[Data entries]
_ _ _ _ _
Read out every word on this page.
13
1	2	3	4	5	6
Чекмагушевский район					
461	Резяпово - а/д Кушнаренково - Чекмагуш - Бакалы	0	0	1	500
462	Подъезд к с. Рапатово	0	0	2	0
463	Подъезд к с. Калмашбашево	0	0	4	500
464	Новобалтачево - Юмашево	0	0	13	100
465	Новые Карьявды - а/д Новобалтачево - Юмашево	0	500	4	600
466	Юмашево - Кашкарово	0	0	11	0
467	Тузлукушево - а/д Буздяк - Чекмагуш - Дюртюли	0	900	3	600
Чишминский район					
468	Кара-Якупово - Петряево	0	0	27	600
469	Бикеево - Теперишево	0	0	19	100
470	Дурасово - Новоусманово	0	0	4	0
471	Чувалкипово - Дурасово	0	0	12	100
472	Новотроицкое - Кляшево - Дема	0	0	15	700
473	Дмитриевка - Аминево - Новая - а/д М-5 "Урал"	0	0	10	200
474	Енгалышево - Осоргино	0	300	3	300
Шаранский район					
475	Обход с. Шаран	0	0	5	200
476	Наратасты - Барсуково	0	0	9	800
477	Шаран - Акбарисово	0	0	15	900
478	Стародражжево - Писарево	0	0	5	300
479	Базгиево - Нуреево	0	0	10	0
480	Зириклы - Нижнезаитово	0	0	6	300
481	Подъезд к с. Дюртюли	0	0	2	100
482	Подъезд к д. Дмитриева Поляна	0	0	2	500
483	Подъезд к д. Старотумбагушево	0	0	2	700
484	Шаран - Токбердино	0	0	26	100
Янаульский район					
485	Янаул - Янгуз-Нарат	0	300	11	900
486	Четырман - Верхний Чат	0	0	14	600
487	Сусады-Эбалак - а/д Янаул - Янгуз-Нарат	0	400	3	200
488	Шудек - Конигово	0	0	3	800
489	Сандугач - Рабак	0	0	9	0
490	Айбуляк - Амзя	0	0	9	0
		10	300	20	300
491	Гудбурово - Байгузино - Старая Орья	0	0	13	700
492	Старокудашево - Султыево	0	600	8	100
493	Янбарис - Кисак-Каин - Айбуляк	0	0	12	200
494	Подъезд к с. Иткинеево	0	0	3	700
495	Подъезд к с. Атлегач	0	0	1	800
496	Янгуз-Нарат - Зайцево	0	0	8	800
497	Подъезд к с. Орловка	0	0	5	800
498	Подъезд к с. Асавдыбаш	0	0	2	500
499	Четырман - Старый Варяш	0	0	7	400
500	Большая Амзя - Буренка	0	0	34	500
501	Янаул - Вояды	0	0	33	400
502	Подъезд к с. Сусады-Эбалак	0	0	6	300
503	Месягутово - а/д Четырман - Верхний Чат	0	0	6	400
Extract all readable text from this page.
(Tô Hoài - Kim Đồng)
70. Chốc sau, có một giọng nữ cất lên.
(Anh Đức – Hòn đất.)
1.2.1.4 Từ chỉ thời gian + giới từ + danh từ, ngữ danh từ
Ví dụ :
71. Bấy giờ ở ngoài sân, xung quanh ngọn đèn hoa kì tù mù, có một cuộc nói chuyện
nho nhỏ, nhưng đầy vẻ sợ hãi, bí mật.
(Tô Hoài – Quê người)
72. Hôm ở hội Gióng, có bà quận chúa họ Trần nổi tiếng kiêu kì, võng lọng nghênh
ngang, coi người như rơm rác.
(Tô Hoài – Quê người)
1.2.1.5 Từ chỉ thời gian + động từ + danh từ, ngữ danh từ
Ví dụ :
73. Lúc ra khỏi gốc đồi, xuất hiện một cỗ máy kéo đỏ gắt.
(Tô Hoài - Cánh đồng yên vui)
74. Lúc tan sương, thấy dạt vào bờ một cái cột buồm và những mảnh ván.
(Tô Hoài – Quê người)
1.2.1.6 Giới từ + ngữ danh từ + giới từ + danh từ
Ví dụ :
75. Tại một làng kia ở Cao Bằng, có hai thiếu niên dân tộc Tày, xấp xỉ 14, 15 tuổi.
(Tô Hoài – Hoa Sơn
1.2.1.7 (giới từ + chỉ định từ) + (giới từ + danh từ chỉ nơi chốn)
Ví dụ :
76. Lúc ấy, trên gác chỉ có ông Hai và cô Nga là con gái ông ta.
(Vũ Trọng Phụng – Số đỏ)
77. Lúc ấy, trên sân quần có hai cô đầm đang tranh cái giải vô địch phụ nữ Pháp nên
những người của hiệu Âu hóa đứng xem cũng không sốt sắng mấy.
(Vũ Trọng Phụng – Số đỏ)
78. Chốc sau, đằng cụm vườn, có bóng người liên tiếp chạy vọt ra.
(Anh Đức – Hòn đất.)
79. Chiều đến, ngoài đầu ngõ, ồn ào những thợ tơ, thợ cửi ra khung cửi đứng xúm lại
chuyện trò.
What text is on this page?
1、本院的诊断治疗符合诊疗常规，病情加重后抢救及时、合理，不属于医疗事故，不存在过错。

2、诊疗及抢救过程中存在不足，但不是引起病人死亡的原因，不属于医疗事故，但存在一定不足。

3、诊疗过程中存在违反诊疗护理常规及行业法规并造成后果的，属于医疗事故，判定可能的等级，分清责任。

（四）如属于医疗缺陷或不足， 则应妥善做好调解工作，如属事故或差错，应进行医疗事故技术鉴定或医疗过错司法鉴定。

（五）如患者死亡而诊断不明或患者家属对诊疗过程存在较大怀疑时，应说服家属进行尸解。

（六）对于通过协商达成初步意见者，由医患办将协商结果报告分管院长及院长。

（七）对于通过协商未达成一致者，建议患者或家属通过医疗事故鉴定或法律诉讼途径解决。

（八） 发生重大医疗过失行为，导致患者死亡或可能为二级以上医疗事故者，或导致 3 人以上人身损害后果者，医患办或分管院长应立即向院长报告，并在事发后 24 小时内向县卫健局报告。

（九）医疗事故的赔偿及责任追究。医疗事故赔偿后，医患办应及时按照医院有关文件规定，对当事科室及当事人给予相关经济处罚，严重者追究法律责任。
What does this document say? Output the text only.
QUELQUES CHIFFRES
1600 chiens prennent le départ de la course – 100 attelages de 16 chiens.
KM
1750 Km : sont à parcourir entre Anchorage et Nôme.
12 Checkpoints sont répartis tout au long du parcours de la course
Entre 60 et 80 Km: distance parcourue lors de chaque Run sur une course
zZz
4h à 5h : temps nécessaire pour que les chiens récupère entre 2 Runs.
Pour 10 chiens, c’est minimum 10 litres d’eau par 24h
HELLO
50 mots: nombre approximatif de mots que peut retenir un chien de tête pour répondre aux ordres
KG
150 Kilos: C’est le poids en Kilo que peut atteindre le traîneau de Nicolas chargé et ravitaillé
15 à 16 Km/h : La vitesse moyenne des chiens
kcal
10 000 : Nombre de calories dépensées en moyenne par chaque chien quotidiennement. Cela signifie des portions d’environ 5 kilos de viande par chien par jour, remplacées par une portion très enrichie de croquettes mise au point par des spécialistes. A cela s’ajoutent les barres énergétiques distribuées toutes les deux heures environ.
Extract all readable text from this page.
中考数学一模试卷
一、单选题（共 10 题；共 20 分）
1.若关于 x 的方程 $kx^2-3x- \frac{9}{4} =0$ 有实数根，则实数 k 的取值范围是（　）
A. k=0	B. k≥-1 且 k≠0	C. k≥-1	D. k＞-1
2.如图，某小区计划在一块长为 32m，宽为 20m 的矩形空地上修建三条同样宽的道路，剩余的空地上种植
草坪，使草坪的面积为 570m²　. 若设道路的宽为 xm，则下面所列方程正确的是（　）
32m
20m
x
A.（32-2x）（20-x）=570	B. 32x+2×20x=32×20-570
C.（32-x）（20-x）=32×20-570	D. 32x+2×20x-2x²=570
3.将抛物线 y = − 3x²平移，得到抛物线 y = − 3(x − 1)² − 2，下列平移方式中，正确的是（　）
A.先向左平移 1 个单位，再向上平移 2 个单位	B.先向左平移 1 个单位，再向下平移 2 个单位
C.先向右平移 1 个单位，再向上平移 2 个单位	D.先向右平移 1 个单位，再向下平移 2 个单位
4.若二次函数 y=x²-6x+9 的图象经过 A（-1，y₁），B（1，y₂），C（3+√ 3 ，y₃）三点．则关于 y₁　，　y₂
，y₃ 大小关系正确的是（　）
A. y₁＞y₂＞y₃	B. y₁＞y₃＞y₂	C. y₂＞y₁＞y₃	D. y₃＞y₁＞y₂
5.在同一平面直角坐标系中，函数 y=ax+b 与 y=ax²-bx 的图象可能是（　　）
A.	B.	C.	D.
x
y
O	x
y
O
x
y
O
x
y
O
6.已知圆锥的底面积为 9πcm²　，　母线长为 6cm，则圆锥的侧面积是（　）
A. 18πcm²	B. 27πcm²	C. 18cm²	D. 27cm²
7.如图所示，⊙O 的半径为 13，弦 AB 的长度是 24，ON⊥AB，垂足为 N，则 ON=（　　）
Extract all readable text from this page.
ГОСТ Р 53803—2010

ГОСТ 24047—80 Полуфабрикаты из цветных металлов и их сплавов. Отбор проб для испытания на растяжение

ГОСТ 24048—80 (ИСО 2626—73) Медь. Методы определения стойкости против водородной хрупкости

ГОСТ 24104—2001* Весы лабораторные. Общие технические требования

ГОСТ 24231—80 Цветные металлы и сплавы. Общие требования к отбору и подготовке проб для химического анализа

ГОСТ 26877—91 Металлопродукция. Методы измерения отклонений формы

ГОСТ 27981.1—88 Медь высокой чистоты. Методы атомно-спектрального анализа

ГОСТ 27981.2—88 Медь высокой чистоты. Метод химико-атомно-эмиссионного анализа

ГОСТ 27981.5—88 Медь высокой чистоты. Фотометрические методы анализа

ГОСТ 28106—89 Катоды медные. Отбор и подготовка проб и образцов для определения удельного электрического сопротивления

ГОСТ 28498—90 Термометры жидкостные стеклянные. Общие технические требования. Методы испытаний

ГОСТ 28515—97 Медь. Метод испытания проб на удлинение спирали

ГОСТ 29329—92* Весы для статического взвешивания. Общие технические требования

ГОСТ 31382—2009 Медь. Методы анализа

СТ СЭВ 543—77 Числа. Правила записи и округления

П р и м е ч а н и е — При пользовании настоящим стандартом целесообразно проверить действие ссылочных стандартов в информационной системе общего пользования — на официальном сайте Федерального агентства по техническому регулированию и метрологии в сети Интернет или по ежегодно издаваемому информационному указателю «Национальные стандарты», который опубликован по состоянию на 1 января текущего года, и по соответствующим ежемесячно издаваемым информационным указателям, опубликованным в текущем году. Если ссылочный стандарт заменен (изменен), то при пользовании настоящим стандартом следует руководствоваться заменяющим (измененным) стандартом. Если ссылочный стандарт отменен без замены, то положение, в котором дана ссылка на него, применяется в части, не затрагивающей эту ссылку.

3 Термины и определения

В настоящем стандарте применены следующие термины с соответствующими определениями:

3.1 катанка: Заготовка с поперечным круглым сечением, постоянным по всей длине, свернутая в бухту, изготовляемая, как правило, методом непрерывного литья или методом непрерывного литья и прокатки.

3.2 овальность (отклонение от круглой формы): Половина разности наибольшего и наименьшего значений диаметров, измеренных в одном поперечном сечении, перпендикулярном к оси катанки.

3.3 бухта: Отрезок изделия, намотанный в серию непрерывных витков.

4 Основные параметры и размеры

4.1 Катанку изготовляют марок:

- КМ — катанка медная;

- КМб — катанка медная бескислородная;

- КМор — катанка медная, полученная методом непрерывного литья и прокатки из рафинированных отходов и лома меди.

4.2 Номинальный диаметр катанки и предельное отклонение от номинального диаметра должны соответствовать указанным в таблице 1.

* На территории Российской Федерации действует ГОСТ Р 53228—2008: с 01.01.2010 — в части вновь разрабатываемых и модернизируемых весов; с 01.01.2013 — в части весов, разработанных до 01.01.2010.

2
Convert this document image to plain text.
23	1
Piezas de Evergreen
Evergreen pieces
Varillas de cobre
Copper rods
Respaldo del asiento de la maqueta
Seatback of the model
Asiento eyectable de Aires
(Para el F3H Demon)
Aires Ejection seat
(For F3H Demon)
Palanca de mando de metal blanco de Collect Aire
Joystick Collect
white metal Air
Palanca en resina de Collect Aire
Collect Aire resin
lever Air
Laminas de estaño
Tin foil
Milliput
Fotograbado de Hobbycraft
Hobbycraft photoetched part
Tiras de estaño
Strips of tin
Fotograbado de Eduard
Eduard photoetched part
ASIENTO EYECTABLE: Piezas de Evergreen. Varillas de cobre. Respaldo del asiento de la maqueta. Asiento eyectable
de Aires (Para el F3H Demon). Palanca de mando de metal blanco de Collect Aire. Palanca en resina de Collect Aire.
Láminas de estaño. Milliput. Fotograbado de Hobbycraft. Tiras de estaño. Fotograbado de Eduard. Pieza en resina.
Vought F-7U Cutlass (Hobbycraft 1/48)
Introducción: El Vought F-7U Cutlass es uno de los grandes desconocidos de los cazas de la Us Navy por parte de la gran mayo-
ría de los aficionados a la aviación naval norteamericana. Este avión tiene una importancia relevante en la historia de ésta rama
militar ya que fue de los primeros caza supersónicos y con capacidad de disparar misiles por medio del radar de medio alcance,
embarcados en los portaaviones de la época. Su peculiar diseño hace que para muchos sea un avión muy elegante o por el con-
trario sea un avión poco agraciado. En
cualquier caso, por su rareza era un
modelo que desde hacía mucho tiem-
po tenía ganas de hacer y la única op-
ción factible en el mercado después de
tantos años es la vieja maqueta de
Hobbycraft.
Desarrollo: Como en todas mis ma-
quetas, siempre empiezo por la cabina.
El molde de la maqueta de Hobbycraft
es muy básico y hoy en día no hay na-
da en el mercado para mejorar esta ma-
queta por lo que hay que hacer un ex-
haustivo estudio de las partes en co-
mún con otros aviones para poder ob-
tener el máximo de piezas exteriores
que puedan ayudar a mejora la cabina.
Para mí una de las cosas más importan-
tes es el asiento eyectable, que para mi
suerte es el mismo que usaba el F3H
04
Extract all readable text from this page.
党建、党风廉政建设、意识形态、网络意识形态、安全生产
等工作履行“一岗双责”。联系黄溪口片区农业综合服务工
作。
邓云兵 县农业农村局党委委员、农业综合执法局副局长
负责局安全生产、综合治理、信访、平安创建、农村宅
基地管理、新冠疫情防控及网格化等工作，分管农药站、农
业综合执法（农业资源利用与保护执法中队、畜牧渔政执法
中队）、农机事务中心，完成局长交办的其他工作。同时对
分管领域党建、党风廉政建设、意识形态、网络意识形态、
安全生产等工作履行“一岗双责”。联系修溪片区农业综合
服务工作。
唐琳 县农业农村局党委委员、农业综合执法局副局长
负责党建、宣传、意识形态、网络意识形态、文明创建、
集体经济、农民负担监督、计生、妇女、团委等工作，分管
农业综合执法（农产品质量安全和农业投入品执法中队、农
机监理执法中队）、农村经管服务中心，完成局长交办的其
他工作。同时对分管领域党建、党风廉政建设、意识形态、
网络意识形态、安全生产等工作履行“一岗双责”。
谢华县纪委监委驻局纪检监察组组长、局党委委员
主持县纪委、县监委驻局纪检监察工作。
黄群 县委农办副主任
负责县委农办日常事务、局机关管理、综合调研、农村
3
_ _ _ _ _
OBJECTIVE:
Lines containing the string "course" are to be selected and copied.

FULL RESPONSE:
1600 chiens prennent le départ de la course – 100 attelages de 16 chiens.
12 Checkpoints sont répartis tout au long du parcours de la course
Entre 60 et 80 Km: distance parcourue lors de chaque Run sur une course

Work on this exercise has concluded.